Task:
Below is a block of data; give all of it again word for word.

— BEGIN Records for the task —

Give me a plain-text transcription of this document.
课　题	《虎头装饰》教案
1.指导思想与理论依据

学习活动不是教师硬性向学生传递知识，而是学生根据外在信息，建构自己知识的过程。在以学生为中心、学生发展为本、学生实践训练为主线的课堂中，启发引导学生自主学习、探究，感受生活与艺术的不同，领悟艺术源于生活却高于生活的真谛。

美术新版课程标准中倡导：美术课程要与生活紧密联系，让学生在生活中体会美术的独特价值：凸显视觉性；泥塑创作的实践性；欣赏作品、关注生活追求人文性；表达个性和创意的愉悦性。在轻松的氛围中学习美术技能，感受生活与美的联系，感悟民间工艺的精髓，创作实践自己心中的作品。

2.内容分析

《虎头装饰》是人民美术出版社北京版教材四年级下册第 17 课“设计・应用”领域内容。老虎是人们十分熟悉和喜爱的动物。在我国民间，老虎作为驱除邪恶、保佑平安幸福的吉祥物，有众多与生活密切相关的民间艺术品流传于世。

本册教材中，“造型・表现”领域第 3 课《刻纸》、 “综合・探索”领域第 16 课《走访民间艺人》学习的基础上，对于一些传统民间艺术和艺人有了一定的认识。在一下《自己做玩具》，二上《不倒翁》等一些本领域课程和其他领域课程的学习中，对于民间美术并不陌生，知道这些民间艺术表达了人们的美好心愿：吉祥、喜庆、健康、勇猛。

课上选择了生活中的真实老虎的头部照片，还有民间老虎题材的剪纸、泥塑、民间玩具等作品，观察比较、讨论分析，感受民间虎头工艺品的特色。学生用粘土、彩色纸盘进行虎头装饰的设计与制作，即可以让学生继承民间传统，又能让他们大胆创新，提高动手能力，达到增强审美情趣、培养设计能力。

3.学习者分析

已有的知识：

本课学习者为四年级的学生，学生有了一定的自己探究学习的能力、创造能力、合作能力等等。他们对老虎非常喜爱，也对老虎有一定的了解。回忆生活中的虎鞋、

— END Records for the task —

The reply:
Give me a plain-text transcription of this document.
课　题	《虎头装饰》教案
1.指导思想与理论依据

学习活动不是教师硬性向学生传递知识，而是学生根据外在信息，建构自己知识的过程。在以学生为中心、学生发展为本、学生实践训练为主线的课堂中，启发引导学生自主学习、探究，感受生活与艺术的不同，领悟艺术源于生活却高于生活的真谛。

美术新版课程标准中倡导：美术课程要与生活紧密联系，让学生在生活中体会美术的独特价值：凸显视觉性；泥塑创作的实践性；欣赏作品、关注生活追求人文性；表达个性和创意的愉悦性。在轻松的氛围中学习美术技能，感受生活与美的联系，感悟民间工艺的精髓，创作实践自己心中的作品。

2.内容分析

《虎头装饰》是人民美术出版社北京版教材四年级下册第 17 课“设计・应用”领域内容。老虎是人们十分熟悉和喜爱的动物。在我国民间，老虎作为驱除邪恶、保佑平安幸福的吉祥物，有众多与生活密切相关的民间艺术品流传于世。

本册教材中，“造型・表现”领域第 3 课《刻纸》、 “综合・探索”领域第 16 课《走访民间艺人》学习的基础上，对于一些传统民间艺术和艺人有了一定的认识。在一下《自己做玩具》，二上《不倒翁》等一些本领域课程和其他领域课程的学习中，对于民间美术并不陌生，知道这些民间艺术表达了人们的美好心愿：吉祥、喜庆、健康、勇猛。

课上选择了生活中的真实老虎的头部照片，还有民间老虎题材的剪纸、泥塑、民间玩具等作品，观察比较、讨论分析，感受民间虎头工艺品的特色。学生用粘土、彩色纸盘进行虎头装饰的设计与制作，即可以让学生继承民间传统，又能让他们大胆创新，提高动手能力，达到增强审美情趣、培养设计能力。

3.学习者分析

已有的知识：

本课学习者为四年级的学生，学生有了一定的自己探究学习的能力、创造能力、合作能力等等。他们对老虎非常喜爱，也对老虎有一定的了解。回忆生活中的虎鞋、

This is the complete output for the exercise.